Figure record extracts:
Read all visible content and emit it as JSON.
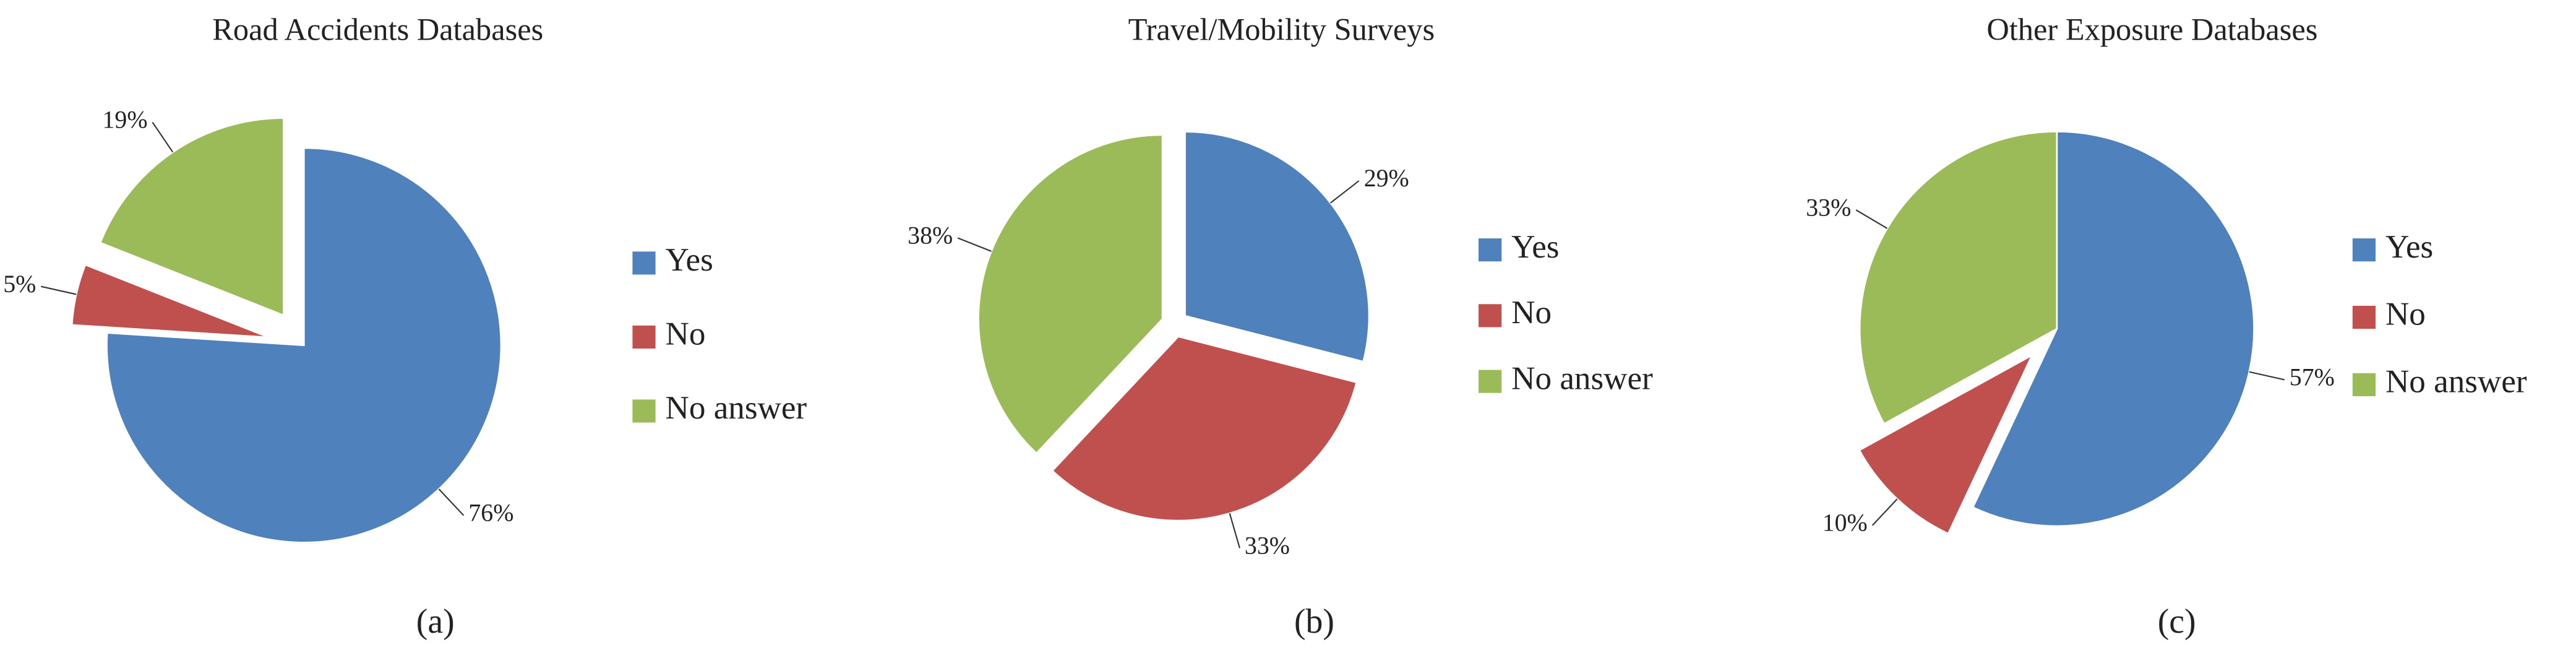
{
  "chart_data": [
    {
      "type": "pie",
      "title": "Road Accidents Databases",
      "caption": "(a)",
      "categories": [
        "Yes",
        "No",
        "No answer"
      ],
      "values": [
        76,
        5,
        19
      ],
      "value_labels": [
        "76%",
        "5%",
        "19%"
      ],
      "colors": [
        "#4f81bd",
        "#c0504d",
        "#9bbb59"
      ],
      "exploded": [
        false,
        true,
        true
      ]
    },
    {
      "type": "pie",
      "title": "Travel/Mobility Surveys",
      "caption": "(b)",
      "categories": [
        "Yes",
        "No",
        "No answer"
      ],
      "values": [
        29,
        33,
        38
      ],
      "value_labels": [
        "29%",
        "33%",
        "38%"
      ],
      "colors": [
        "#4f81bd",
        "#c0504d",
        "#9bbb59"
      ],
      "exploded": [
        true,
        true,
        true
      ]
    },
    {
      "type": "pie",
      "title": "Other Exposure Databases",
      "caption": "(c)",
      "categories": [
        "Yes",
        "No",
        "No answer"
      ],
      "values": [
        57,
        10,
        33
      ],
      "value_labels": [
        "57%",
        "10%",
        "33%"
      ],
      "colors": [
        "#4f81bd",
        "#c0504d",
        "#9bbb59"
      ],
      "exploded": [
        false,
        true,
        false
      ]
    }
  ]
}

▶ _SET EXERCISE_
Every record must be copied exactly, with images dropped from the result.

▶ _RESULT BELOW_
Read all visible content and emit it as JSON.
{
  "chart_data": [
    {
      "type": "pie",
      "title": "Road Accidents Databases",
      "caption": "(a)",
      "categories": [
        "Yes",
        "No",
        "No answer"
      ],
      "values": [
        76,
        5,
        19
      ],
      "value_labels": [
        "76%",
        "5%",
        "19%"
      ],
      "colors": [
        "#4f81bd",
        "#c0504d",
        "#9bbb59"
      ],
      "exploded": [
        false,
        true,
        true
      ]
    },
    {
      "type": "pie",
      "title": "Travel/Mobility Surveys",
      "caption": "(b)",
      "categories": [
        "Yes",
        "No",
        "No answer"
      ],
      "values": [
        29,
        33,
        38
      ],
      "value_labels": [
        "29%",
        "33%",
        "38%"
      ],
      "colors": [
        "#4f81bd",
        "#c0504d",
        "#9bbb59"
      ],
      "exploded": [
        true,
        true,
        true
      ]
    },
    {
      "type": "pie",
      "title": "Other Exposure Databases",
      "caption": "(c)",
      "categories": [
        "Yes",
        "No",
        "No answer"
      ],
      "values": [
        57,
        10,
        33
      ],
      "value_labels": [
        "57%",
        "10%",
        "33%"
      ],
      "colors": [
        "#4f81bd",
        "#c0504d",
        "#9bbb59"
      ],
      "exploded": [
        false,
        true,
        false
      ]
    }
  ]
}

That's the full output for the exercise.